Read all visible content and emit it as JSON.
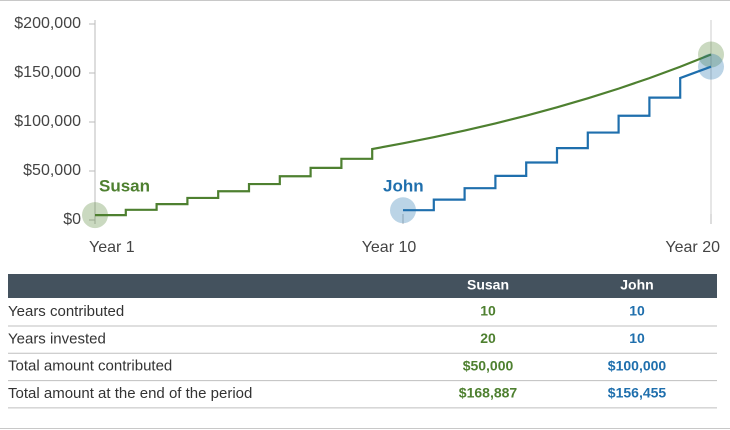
{
  "chart_data": {
    "type": "line",
    "xlim": [
      0,
      20
    ],
    "xticks": [
      {
        "value": 0,
        "label": "Year 1"
      },
      {
        "value": 10,
        "label": "Year 10"
      },
      {
        "value": 20,
        "label": "Year 20"
      }
    ],
    "ylim": [
      0,
      200000
    ],
    "yticks": [
      {
        "value": 0,
        "label": "$0"
      },
      {
        "value": 50000,
        "label": "$50,000"
      },
      {
        "value": 100000,
        "label": "$100,000"
      },
      {
        "value": 150000,
        "label": "$150,000"
      },
      {
        "value": 200000,
        "label": "$200,000"
      }
    ],
    "series": [
      {
        "name": "Susan",
        "color": "#4e8030",
        "x": [
          0,
          1,
          1,
          2,
          2,
          3,
          3,
          4,
          4,
          5,
          5,
          6,
          6,
          7,
          7,
          8,
          8,
          9,
          9,
          10,
          11,
          12,
          13,
          14,
          15,
          16,
          17,
          18,
          19,
          20
        ],
        "values": [
          5000,
          5000,
          10400,
          10400,
          16232,
          16232,
          22531,
          22531,
          29333,
          29333,
          36680,
          36680,
          44614,
          44614,
          53183,
          53183,
          62438,
          62438,
          72433,
          78227,
          84485,
          91244,
          98544,
          106427,
          114941,
          124136,
          134067,
          144792,
          156376,
          168887
        ]
      },
      {
        "name": "John",
        "color": "#1f6fad",
        "x": [
          10,
          11,
          11,
          12,
          12,
          13,
          13,
          14,
          14,
          15,
          15,
          16,
          16,
          17,
          17,
          18,
          18,
          19,
          19,
          20
        ],
        "values": [
          10000,
          10000,
          20800,
          20800,
          32464,
          32464,
          45061,
          45061,
          58666,
          58666,
          73359,
          73359,
          89228,
          89228,
          106366,
          106366,
          124876,
          124876,
          144866,
          156455
        ]
      }
    ]
  },
  "table": {
    "columns": [
      "Susan",
      "John"
    ],
    "rows": [
      [
        "Years contributed",
        "10",
        "10"
      ],
      [
        "Years invested",
        "20",
        "10"
      ],
      [
        "Total amount contributed",
        "$50,000",
        "$100,000"
      ],
      [
        "Total amount at the end of the period",
        "$168,887",
        "$156,455"
      ]
    ]
  }
}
*-*-*
--- INSTRUCTIONS FOR THE TASK ---
Your copy should match the entries exactly, minus the pictures.

--- WRITTEN SOLUTION ---
Read all visible content and emit it as JSON.
{
  "chart_data": {
    "type": "line",
    "xlim": [
      0,
      20
    ],
    "xticks": [
      {
        "value": 0,
        "label": "Year 1"
      },
      {
        "value": 10,
        "label": "Year 10"
      },
      {
        "value": 20,
        "label": "Year 20"
      }
    ],
    "ylim": [
      0,
      200000
    ],
    "yticks": [
      {
        "value": 0,
        "label": "$0"
      },
      {
        "value": 50000,
        "label": "$50,000"
      },
      {
        "value": 100000,
        "label": "$100,000"
      },
      {
        "value": 150000,
        "label": "$150,000"
      },
      {
        "value": 200000,
        "label": "$200,000"
      }
    ],
    "series": [
      {
        "name": "Susan",
        "color": "#4e8030",
        "x": [
          0,
          1,
          1,
          2,
          2,
          3,
          3,
          4,
          4,
          5,
          5,
          6,
          6,
          7,
          7,
          8,
          8,
          9,
          9,
          10,
          11,
          12,
          13,
          14,
          15,
          16,
          17,
          18,
          19,
          20
        ],
        "values": [
          5000,
          5000,
          10400,
          10400,
          16232,
          16232,
          22531,
          22531,
          29333,
          29333,
          36680,
          36680,
          44614,
          44614,
          53183,
          53183,
          62438,
          62438,
          72433,
          78227,
          84485,
          91244,
          98544,
          106427,
          114941,
          124136,
          134067,
          144792,
          156376,
          168887
        ]
      },
      {
        "name": "John",
        "color": "#1f6fad",
        "x": [
          10,
          11,
          11,
          12,
          12,
          13,
          13,
          14,
          14,
          15,
          15,
          16,
          16,
          17,
          17,
          18,
          18,
          19,
          19,
          20
        ],
        "values": [
          10000,
          10000,
          20800,
          20800,
          32464,
          32464,
          45061,
          45061,
          58666,
          58666,
          73359,
          73359,
          89228,
          89228,
          106366,
          106366,
          124876,
          124876,
          144866,
          156455
        ]
      }
    ]
  },
  "table": {
    "columns": [
      "Susan",
      "John"
    ],
    "rows": [
      [
        "Years contributed",
        "10",
        "10"
      ],
      [
        "Years invested",
        "20",
        "10"
      ],
      [
        "Total amount contributed",
        "$50,000",
        "$100,000"
      ],
      [
        "Total amount at the end of the period",
        "$168,887",
        "$156,455"
      ]
    ]
  }
}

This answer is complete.